-- begin Given data --

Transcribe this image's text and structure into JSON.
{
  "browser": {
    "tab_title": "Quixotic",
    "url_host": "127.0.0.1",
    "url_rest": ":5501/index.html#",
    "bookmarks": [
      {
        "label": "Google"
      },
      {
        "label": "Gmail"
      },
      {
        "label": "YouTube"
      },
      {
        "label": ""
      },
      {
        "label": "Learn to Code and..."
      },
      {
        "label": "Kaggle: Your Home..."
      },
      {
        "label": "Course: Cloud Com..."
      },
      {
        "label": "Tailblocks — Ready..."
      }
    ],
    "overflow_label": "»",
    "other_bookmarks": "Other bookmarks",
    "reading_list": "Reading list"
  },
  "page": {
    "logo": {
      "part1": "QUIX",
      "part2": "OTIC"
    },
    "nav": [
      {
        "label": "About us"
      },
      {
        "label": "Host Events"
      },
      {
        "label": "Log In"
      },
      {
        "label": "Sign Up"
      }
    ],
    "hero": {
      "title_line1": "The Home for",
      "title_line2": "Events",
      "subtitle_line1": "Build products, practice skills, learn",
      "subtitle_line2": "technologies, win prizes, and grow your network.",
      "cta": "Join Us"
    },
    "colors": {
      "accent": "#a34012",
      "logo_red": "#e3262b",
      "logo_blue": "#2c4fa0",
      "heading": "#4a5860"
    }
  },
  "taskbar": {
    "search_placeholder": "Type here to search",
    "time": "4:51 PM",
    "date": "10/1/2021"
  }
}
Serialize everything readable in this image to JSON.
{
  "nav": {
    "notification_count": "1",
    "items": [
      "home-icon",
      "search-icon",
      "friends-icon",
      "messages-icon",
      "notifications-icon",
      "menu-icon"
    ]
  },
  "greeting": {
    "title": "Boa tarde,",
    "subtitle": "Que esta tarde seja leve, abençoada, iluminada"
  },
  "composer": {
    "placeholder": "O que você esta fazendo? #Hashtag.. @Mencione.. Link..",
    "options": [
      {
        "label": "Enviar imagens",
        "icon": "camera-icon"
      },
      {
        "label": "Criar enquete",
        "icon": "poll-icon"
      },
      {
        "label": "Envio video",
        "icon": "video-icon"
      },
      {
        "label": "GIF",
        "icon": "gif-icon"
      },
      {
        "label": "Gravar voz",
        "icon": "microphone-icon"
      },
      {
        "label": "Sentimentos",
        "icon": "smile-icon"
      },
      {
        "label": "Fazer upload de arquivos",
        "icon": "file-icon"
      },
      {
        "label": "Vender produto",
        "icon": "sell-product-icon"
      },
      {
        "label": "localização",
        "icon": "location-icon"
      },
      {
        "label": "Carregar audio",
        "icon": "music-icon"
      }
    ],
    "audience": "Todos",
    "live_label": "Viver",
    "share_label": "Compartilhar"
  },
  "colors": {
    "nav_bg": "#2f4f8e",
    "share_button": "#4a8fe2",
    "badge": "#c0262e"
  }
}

-- end Given data --
-- begin Given data --

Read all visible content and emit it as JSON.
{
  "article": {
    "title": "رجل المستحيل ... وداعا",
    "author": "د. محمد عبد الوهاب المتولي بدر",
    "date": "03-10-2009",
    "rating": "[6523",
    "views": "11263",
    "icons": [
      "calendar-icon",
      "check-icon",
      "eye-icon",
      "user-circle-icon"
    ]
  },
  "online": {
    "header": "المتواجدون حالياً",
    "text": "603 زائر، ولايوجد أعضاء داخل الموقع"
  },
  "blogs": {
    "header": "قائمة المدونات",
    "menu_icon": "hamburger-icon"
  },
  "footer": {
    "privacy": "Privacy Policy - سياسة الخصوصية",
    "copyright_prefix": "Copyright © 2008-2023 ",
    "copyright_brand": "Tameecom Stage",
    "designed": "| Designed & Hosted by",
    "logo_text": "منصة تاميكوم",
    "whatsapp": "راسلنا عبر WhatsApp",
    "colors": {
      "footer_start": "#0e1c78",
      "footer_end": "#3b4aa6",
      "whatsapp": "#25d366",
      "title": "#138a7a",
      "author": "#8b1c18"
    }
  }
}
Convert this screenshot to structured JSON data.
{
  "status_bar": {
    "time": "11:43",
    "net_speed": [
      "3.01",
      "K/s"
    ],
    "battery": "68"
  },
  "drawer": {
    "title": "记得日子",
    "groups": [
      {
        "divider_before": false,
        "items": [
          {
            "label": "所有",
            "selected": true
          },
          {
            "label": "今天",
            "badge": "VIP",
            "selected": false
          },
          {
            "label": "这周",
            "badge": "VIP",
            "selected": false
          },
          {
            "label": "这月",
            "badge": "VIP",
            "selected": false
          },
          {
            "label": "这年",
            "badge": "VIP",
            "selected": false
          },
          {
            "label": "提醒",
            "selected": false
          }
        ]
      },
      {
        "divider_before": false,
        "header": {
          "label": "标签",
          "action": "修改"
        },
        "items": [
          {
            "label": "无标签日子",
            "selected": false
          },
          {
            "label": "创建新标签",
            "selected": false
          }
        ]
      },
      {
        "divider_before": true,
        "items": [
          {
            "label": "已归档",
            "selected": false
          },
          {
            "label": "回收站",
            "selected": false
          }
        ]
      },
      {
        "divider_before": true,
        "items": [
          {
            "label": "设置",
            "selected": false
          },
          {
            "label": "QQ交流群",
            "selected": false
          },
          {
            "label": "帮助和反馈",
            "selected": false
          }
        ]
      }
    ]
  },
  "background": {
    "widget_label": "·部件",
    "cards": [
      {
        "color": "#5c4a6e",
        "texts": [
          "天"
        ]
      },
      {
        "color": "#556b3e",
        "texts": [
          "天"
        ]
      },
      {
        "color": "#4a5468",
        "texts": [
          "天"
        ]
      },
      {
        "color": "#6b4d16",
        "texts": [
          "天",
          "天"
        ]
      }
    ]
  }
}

-- end Given data --

## What is required
Pick out each line containing "JSON" and report it.

## Solution to this task
Transcribe this image's text and structure into JSON.
Serialize everything readable in this image to JSON.
Read all visible content and emit it as JSON.
Convert this screenshot to structured JSON data.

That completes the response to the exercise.